# start of GIVEN ENTRIES

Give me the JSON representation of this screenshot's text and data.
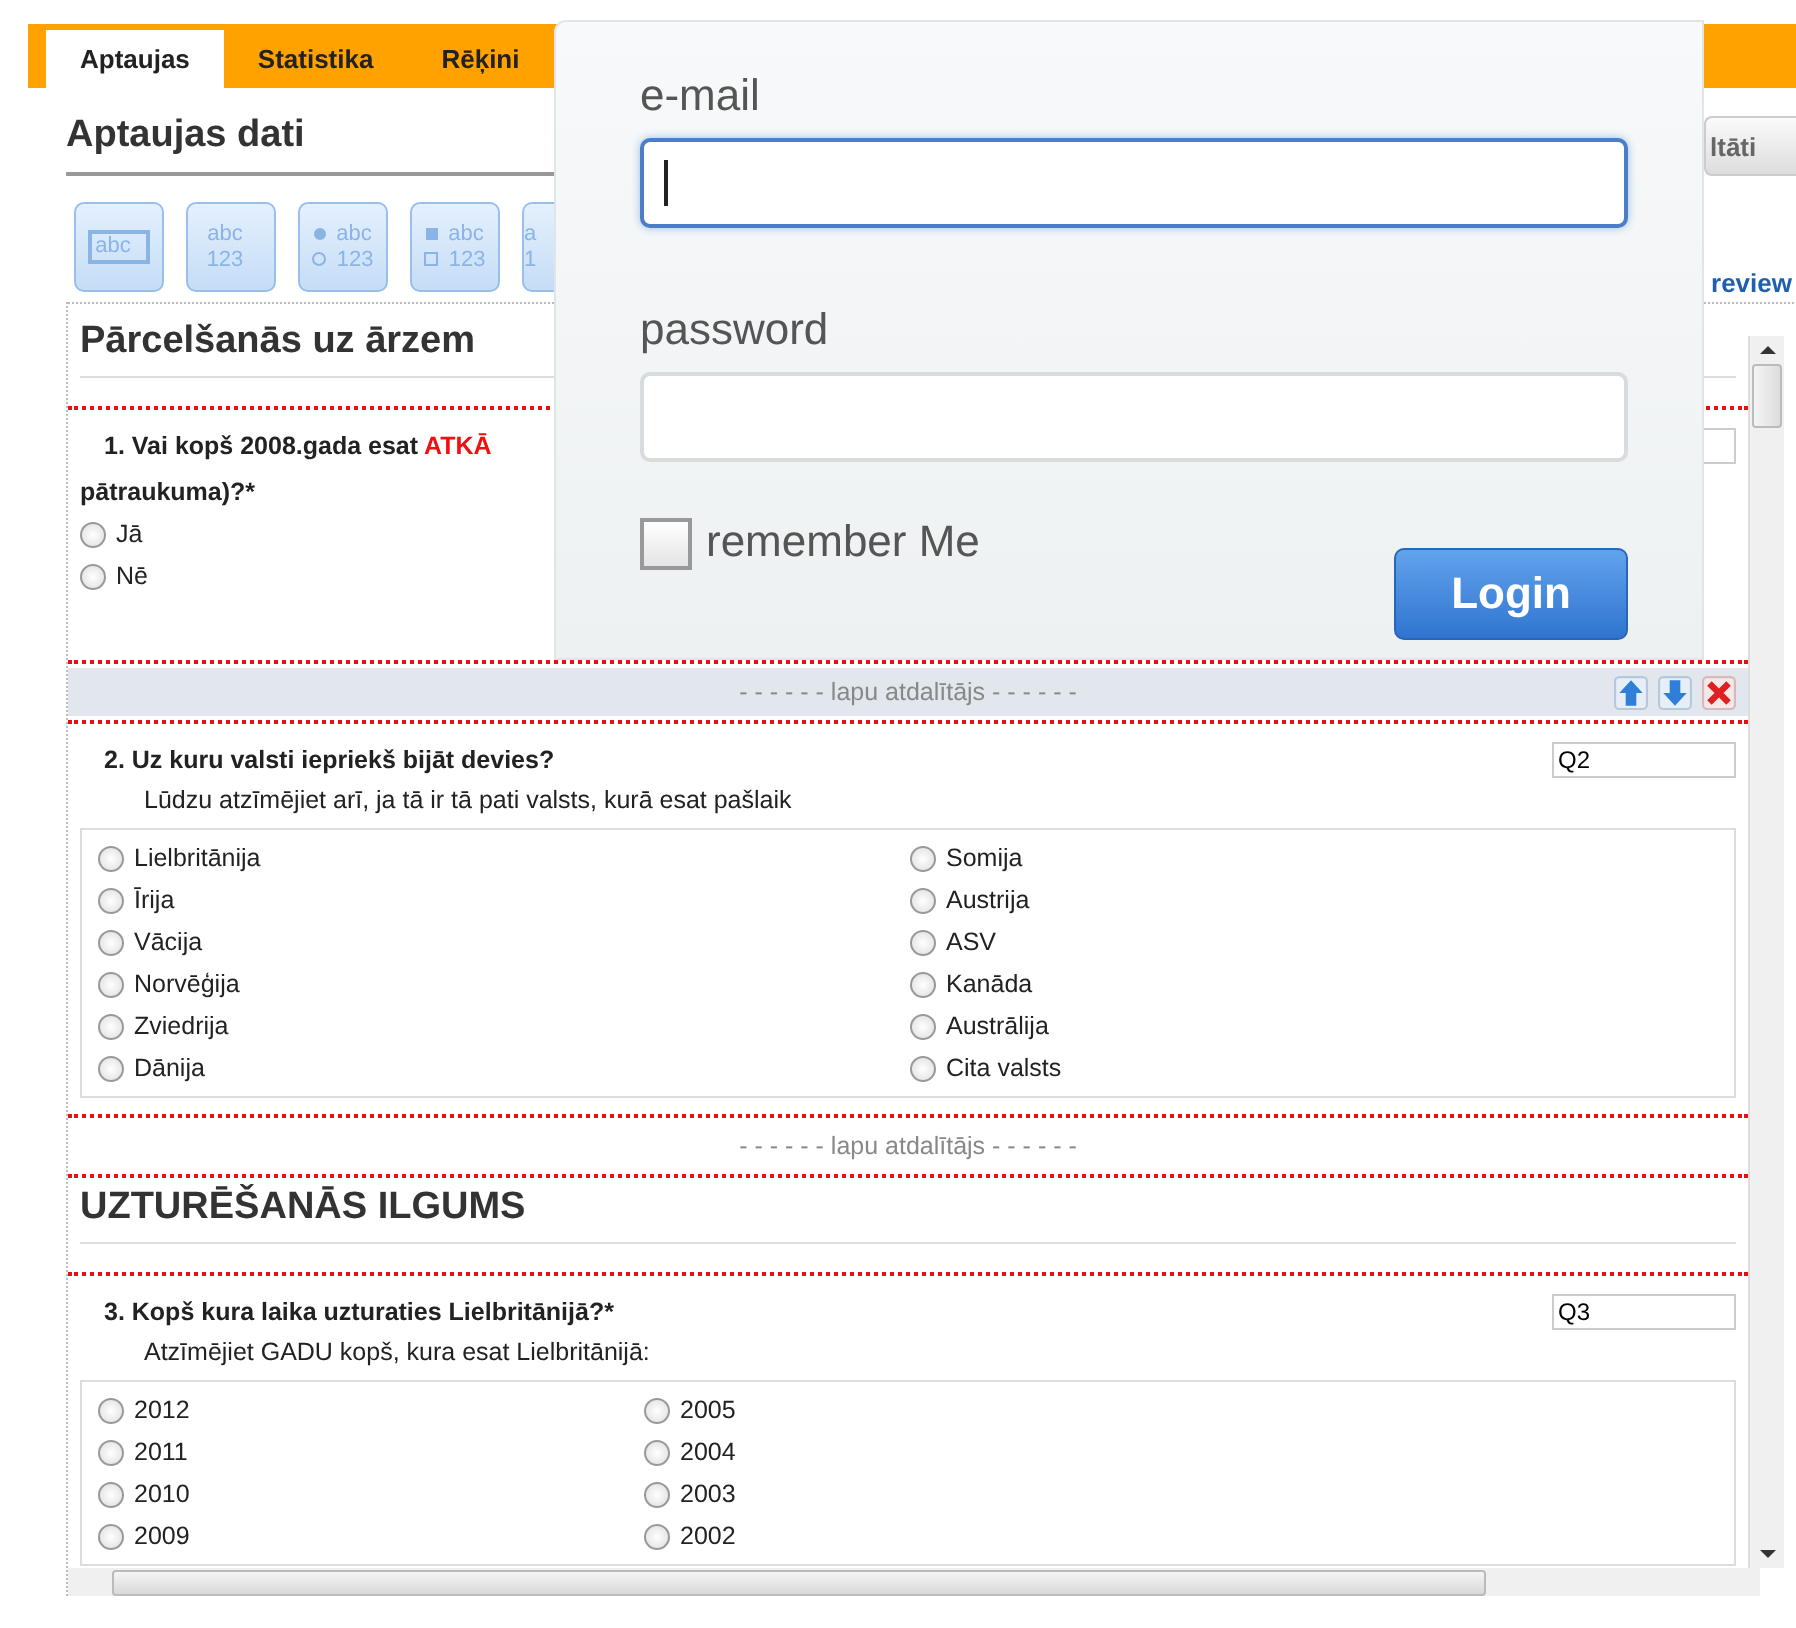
{
  "tabs": [
    {
      "label": "Aptaujas",
      "selected": true
    },
    {
      "label": "Statistika",
      "selected": false
    },
    {
      "label": "Rēķini",
      "selected": false
    }
  ],
  "page_title": "Aptaujas dati",
  "results_button": "ltāti",
  "preview_link": "review",
  "toolbar": [
    {
      "kind": "textbox",
      "line_1": "abc"
    },
    {
      "kind": "textarea",
      "line_1": "abc",
      "line_2": "123"
    },
    {
      "kind": "radio",
      "line_1": "abc",
      "line_2": "123"
    },
    {
      "kind": "checkbox",
      "line_1": "abc",
      "line_2": "123"
    },
    {
      "kind": "grid",
      "line_1": "a",
      "line_2": "1"
    }
  ],
  "blocks": [
    {
      "kind": "section_title",
      "text": "Pārcelšanās uz ārzem"
    },
    {
      "kind": "question",
      "text": "1. Vai kopš 2008.gada esat",
      "highlight": "ATKĀ",
      "text_2": "pātraukuma)?*",
      "options": [
        {
          "label": "Jā",
          "selected": false
        },
        {
          "label": "Nē",
          "selected": false
        }
      ]
    },
    {
      "kind": "page_break",
      "label": "- - - - - - lapu atdalītājs - - - - - -",
      "selected": true
    },
    {
      "kind": "question",
      "text": "2. Uz kuru valsti iepriekš bijāt devies?",
      "code": "Q2",
      "hint": "Lūdzu atzīmējiet arī, ja tā ir tā pati valsts, kurā esat pašlaik",
      "options": [
        {
          "label": "Lielbritānija",
          "selected": false
        },
        {
          "label": "Somija",
          "selected": false
        },
        {
          "label": "Īrija",
          "selected": false
        },
        {
          "label": "Austrija",
          "selected": false
        },
        {
          "label": "Vācija",
          "selected": false
        },
        {
          "label": "ASV",
          "selected": false
        },
        {
          "label": "Norvēģija",
          "selected": false
        },
        {
          "label": "Kanāda",
          "selected": false
        },
        {
          "label": "Zviedrija",
          "selected": false
        },
        {
          "label": "Austrālija",
          "selected": false
        },
        {
          "label": "Dānija",
          "selected": false
        },
        {
          "label": "Cita valsts",
          "selected": false
        }
      ]
    },
    {
      "kind": "page_break",
      "label": "- - - - - - lapu atdalītājs - - - - - -",
      "selected": false
    },
    {
      "kind": "section_title",
      "text": "UZTURĒŠANĀS ILGUMS"
    },
    {
      "kind": "question",
      "text": "3. Kopš kura laika uzturaties Lielbritānijā?*",
      "code": "Q3",
      "hint": "Atzīmējiet GADU kopš, kura esat Lielbritānijā:",
      "options": [
        {
          "label": "2012",
          "selected": false
        },
        {
          "label": "2005",
          "selected": false
        },
        {
          "label": "2011",
          "selected": false
        },
        {
          "label": "2004",
          "selected": false
        },
        {
          "label": "2010",
          "selected": false
        },
        {
          "label": "2003",
          "selected": false
        },
        {
          "label": "2009",
          "selected": false
        },
        {
          "label": "2002",
          "selected": false
        }
      ]
    }
  ],
  "login": {
    "email_label": "e-mail",
    "email_focused": true,
    "password_label": "password",
    "remember_label": "remember Me",
    "remember_checked": false,
    "button": "Login"
  }
}
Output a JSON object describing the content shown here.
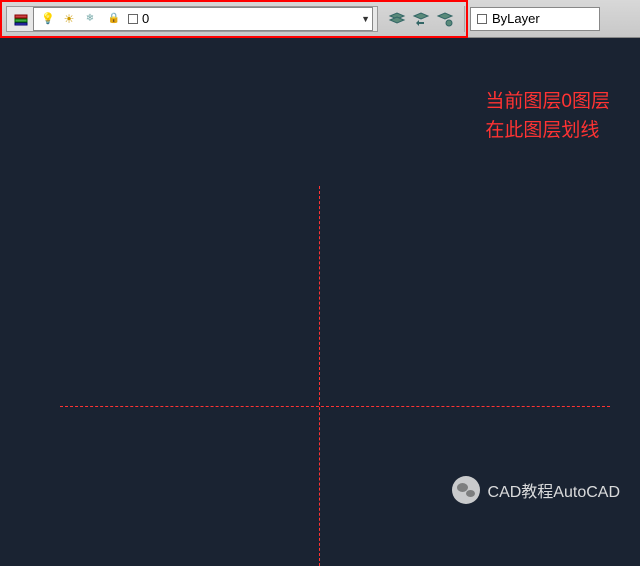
{
  "toolbar": {
    "layer_dropdown": {
      "current_layer": "0"
    },
    "bylayer": {
      "label": "ByLayer"
    }
  },
  "annotation": {
    "line1": "当前图层0图层",
    "line2": "在此图层划线"
  },
  "watermark": {
    "text": "CAD教程AutoCAD"
  }
}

# end of GIVEN ENTRIES

EXERCISE DETAILS:
Each line in the data that holds the string "Aptaujas" should be found and copied.

WRITTEN REPLY:
      "label": "Aptaujas",
  "page_title": "Aptaujas dati",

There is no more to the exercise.